▶ TEXT BLOCK:
--

BRIEF DESCRIPTION OF THE DRAWINGS
[0007] The invention can be best understood by those having
ordinary skill in the art by reference to the following detailed
description when considered in conjunction with the accompanying
drawings in which:
[0008] FIG. 1 illustrates a perspective view of a typical battery
pack installed within a battery shield.
[0009] FIG. 2 illustrates a perspective view of a typical battery
pack being inserted into a battery shield.
[0010] FIG. 3 illustrates a bottom plan view of a battery
shield.
[0011] FIG. 4 illustrates a side sectional view of a battery
shield.
[0012] FIG. 5 illustrates a perspective view of a typical battery
pack held within a battery shield.
[0013] FIG. 6 illustrates a perspective view of a typical battery
pack being inserted into a second battery shield.
[0014] FIG. 7 illustrates a top plan view of the second battery
shield.
[0015] FIG. 8 illustrates a side sectional view of the second
battery shield.
DETAILED DESCRIPTION
[0016] Reference will now be made in detail to the presently
preferred embodiments of the invention, examples of which are
illustrated in the accompanying drawings. Throughout the following
detailed description, the same reference numerals refer to the same
elements in all figures.
[0017] Referring to FIG. 1, a perspective view of a typical battery
pack 30 installed within a battery shield 40 is shown. Many
batteries 30 such as lead-based (e.g. flooded lead-acid,
absorbed-glass-matt, lead-acid and lead-acid derivatives) have a
positive 10 and negative 20 battery terminal for delivering power
to applications and accepting charge current. Many or most
batteries 30 are sensitive to temperature and vibration and are
often used in harsh environments having high amounts of vibration
and extreme ambient temperatures. For example, a battery 30 used in
automotive applications often are exposed to random vibration from
uneven road surfaces and cyclic vibration from the vehicle engines.
Such batteries are often subject to extremely cold outdoor
temperatures and very high temperatures from ambient impacted by
heat from the engine. Similarly, a battery 30 used in aeronautic
applications is often exposed to similar vibration such as random
vibration from uneven runway surfaces or air turbulence and cyclic
vibration from the airplane engines. These batteries are also
subject to extremely cold high-altitude temperatures and very high
temperatures from ambient impacted by heat from the engine and
other electronics.
[0018] To reduce the vibration and temperature exposure, the
battery 30 is placed into a battery shield 40 made of an
insulative, resilient elastomeric material that provides isolation
from ambient temperature extremes, shock and vibration. Many
different materials are anticipated including rubber, rubber
derivatives, foams, thermoplastic-elastomeric,
thermoplastic-urethane etc. Such material must be sturdy so as not
to prematurely fail due to excessive heat and constant vibration.
These materials partially insulate the battery 30 from the ambient
air temperature and also dampen shock and vibration, reducing shock
and vibration damage to the battery back 30.

--

▶ PROBLEM STATEMENT: In the battery shield description, what kind of material is the battery shield made of?

--

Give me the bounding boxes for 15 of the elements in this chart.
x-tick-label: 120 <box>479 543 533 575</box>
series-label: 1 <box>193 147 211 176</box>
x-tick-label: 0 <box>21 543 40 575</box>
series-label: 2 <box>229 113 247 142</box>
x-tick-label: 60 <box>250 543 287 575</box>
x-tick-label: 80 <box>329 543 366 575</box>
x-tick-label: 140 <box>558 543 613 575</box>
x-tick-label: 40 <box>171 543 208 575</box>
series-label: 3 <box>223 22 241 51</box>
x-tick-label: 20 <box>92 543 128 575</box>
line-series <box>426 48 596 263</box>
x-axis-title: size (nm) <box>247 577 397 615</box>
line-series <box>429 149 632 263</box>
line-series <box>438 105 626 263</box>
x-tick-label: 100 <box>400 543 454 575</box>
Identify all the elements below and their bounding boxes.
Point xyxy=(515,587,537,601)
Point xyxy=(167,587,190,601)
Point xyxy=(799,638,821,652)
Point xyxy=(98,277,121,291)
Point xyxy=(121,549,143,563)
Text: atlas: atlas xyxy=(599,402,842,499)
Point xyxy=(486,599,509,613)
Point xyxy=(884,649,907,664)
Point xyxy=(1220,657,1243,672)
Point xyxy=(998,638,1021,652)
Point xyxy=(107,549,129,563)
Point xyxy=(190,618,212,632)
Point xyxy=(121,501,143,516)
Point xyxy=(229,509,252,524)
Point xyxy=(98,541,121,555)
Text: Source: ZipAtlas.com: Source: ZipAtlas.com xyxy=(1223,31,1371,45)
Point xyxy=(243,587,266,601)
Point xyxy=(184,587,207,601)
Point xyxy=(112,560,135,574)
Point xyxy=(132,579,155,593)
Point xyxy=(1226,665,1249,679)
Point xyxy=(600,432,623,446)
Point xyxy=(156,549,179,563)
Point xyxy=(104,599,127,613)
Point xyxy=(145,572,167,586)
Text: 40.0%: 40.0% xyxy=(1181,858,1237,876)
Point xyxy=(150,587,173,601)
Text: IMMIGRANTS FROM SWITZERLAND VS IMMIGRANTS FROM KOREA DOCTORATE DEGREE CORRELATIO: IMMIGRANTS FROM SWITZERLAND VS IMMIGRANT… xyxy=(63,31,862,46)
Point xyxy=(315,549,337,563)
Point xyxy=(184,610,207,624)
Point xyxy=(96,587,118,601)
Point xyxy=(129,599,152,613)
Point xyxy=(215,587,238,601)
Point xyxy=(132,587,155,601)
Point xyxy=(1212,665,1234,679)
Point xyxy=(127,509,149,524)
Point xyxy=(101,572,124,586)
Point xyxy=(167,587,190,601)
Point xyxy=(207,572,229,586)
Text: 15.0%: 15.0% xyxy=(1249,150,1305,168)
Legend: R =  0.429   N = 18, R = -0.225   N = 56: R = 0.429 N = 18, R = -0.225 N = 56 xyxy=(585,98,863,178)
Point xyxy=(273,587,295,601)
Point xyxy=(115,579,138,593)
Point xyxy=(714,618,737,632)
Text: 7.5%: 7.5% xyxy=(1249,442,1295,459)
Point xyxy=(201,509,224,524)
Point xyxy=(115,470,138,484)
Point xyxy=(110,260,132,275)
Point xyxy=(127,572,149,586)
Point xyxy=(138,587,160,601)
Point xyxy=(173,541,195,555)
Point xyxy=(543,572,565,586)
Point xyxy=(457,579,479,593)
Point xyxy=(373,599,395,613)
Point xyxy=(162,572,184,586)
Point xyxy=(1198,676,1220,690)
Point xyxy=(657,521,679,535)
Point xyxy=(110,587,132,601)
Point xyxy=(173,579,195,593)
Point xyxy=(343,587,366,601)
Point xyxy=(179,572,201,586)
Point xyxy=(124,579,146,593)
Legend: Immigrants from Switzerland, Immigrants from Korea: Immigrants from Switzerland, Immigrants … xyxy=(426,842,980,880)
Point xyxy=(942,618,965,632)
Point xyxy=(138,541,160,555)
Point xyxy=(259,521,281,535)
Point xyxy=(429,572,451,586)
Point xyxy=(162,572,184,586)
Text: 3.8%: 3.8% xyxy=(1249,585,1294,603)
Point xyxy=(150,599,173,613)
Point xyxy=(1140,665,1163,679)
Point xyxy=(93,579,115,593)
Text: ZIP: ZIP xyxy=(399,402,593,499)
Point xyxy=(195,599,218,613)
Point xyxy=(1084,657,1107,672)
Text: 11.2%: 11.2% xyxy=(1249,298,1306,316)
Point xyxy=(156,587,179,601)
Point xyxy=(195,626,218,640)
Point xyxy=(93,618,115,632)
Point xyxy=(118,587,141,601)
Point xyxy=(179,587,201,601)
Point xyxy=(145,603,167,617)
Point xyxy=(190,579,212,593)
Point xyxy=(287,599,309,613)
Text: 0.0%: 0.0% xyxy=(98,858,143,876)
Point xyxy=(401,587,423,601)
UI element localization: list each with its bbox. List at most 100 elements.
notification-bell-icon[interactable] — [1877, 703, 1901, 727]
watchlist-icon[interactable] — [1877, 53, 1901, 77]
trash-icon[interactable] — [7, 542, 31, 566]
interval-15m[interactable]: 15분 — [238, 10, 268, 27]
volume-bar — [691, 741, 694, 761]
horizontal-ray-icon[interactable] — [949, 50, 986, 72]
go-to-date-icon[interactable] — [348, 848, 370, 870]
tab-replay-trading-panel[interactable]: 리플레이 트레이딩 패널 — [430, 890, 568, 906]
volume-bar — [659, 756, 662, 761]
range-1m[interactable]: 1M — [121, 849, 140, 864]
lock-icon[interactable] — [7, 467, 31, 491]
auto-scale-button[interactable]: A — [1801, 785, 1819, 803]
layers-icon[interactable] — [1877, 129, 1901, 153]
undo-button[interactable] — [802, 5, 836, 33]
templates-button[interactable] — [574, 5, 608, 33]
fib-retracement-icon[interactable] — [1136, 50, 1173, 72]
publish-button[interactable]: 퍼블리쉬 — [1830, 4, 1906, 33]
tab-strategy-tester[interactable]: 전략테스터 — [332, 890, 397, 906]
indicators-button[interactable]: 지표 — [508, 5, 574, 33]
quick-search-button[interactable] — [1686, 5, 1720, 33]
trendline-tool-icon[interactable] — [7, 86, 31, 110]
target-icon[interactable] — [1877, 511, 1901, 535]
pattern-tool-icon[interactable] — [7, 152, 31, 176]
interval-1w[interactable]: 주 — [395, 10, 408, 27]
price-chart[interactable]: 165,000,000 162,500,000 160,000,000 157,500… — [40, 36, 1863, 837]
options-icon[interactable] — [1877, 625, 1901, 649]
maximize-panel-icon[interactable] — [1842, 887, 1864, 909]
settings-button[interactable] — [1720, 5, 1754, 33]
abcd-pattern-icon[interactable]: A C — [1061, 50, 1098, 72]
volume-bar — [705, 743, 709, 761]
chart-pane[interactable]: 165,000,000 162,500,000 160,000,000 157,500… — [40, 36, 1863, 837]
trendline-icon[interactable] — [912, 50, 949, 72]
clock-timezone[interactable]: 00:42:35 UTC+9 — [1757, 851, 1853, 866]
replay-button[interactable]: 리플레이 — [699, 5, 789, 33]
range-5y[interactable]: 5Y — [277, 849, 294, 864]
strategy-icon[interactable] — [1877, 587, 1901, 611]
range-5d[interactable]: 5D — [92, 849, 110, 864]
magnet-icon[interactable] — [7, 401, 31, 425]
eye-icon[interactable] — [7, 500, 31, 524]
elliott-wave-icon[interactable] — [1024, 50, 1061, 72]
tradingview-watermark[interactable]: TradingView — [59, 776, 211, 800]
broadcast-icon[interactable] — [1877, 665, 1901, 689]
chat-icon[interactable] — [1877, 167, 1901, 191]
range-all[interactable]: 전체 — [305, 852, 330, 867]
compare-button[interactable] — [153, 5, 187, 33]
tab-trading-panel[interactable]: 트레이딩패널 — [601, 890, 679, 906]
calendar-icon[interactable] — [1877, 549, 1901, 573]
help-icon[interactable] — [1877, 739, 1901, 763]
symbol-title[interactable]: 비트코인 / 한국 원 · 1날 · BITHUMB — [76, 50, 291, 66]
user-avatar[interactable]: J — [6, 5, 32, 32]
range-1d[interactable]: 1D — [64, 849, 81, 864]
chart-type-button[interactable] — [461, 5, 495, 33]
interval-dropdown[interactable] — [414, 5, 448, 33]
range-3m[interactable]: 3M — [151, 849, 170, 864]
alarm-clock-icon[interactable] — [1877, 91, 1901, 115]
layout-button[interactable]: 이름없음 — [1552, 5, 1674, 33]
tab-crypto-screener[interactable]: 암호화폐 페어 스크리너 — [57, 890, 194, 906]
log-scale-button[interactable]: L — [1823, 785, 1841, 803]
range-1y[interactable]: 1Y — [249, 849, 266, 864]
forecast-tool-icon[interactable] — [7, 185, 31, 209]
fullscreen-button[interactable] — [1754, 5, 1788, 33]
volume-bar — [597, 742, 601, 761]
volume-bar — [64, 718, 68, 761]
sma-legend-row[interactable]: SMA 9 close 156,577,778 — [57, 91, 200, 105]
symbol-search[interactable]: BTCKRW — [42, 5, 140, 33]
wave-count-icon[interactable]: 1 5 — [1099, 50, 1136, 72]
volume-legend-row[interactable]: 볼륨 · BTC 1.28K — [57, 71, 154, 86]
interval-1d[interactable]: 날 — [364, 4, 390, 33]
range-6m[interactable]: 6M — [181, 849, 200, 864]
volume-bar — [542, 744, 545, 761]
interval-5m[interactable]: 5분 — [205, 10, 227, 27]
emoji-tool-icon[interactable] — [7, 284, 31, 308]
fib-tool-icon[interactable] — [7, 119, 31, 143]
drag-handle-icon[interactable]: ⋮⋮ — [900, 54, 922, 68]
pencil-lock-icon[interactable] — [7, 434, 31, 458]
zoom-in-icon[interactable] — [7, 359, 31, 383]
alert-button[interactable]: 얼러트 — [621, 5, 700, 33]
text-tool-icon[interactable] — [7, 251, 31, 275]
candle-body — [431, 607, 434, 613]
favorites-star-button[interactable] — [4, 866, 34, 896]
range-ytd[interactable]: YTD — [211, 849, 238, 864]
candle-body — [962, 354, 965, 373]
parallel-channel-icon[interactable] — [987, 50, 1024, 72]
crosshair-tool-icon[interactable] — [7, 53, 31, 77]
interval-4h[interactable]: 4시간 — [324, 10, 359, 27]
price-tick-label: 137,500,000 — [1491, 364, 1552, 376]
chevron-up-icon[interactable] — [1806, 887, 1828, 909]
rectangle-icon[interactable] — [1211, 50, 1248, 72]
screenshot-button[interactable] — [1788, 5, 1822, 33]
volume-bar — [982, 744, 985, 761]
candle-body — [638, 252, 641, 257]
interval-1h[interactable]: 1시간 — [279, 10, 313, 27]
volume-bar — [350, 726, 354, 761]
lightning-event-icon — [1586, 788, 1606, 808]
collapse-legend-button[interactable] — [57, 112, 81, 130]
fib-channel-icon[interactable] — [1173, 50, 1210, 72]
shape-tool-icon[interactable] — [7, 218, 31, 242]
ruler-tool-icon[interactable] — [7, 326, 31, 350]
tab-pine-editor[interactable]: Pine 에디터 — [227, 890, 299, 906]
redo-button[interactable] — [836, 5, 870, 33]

--

▶ FULL OUTPUT: An insulative, resilient elastomeric material.